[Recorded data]
======

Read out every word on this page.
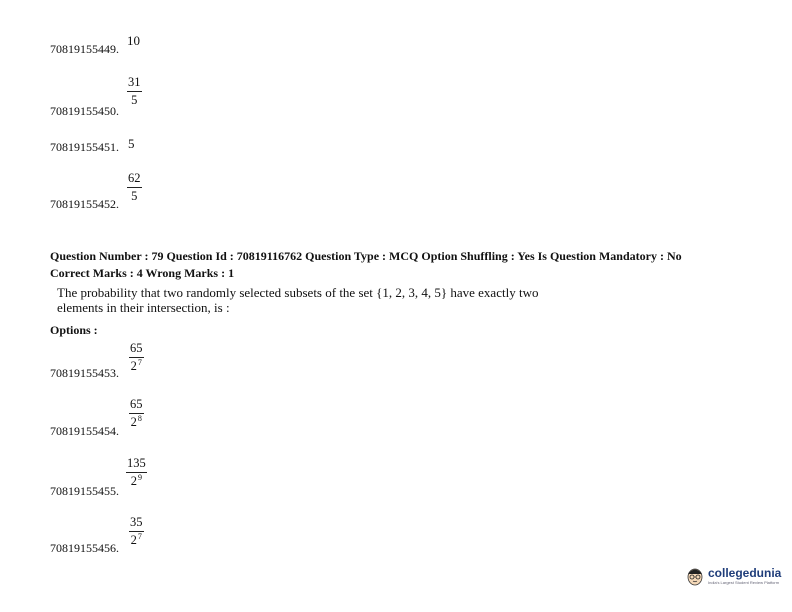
70819155449.
10
70819155450.
$\frac{31}{5}$
70819155451. 5
70819155452.
$\frac{62}{5}$
Question Number : 79 Question Id : 70819116762 Question Type : MCQ Option Shuffling : Yes Is Question Mandatory : No
Correct Marks : 4 Wrong Marks : 1
The probability that two randomly selected subsets of the set {1, 2, 3, 4, 5} have exactly two
elements in their intersection, is :
Options :
70819155453.
$\frac{65}{2^7}$
70819155454.
$\frac{65}{2^8}$
70819155455.
$\frac{135}{2^9}$
70819155456.
$\frac{35}{2^7}$
collegedunia
India's Largest Student Review Platform
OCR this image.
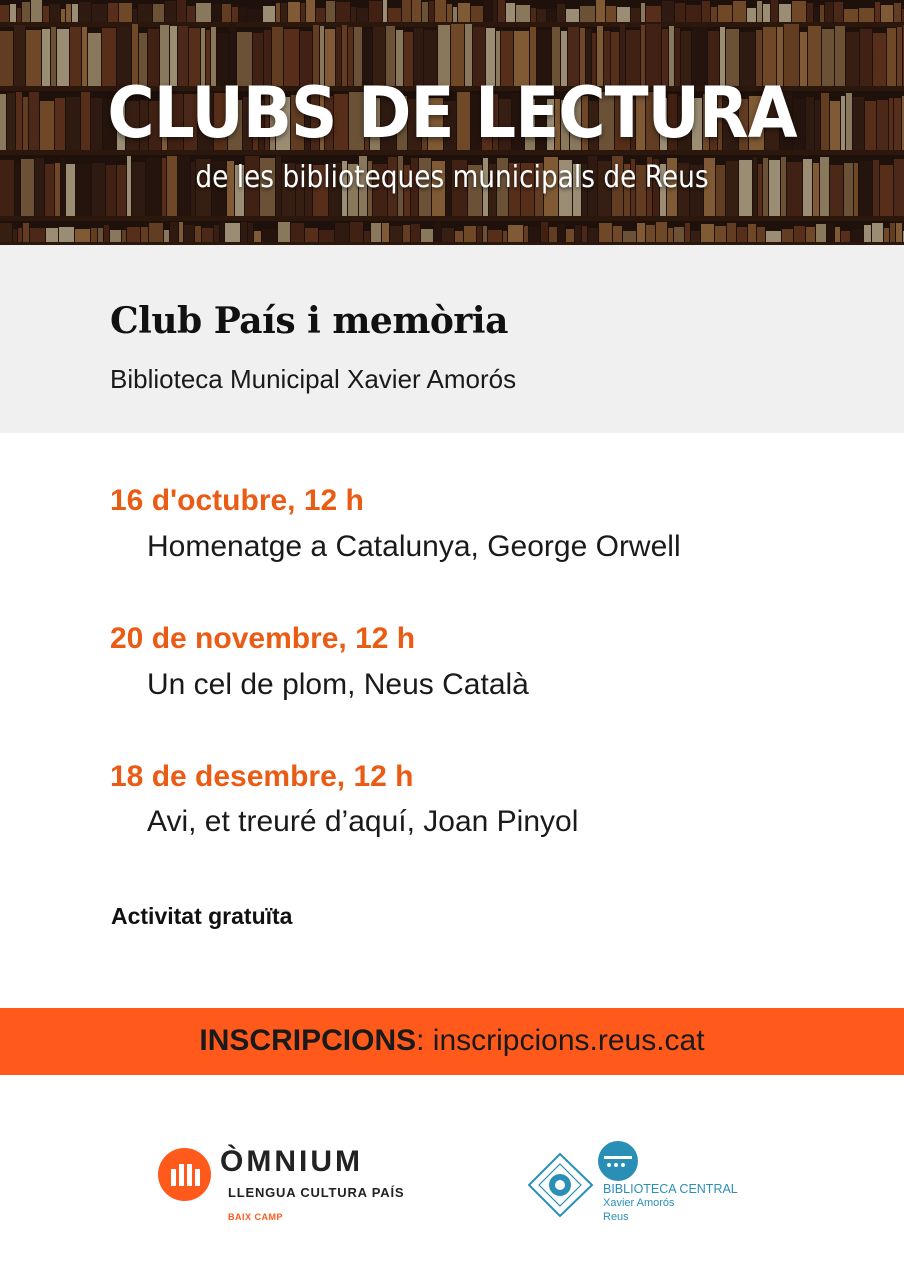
CLUBS DE LECTURA
de les biblioteques municipals de Reus
Club País i memòria
Biblioteca Municipal Xavier Amorós
16 d'octubre, 12 h
Homenatge a Catalunya, George Orwell
20 de novembre, 12 h
Un cel de plom, Neus Català
18 de desembre, 12 h
Avi, et treuré d’aquí, Joan Pinyol
Activitat gratuïta
INSCRIPCIONS: inscripcions.reus.cat
ÒMNIUM
LLENGUA CULTURA PAÍS
BAIX CAMP
BIBLIOTECA CENTRAL
Xavier Amorós
Reus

======

Say how many lines of the material contain the word "Amorós", with no other text.

2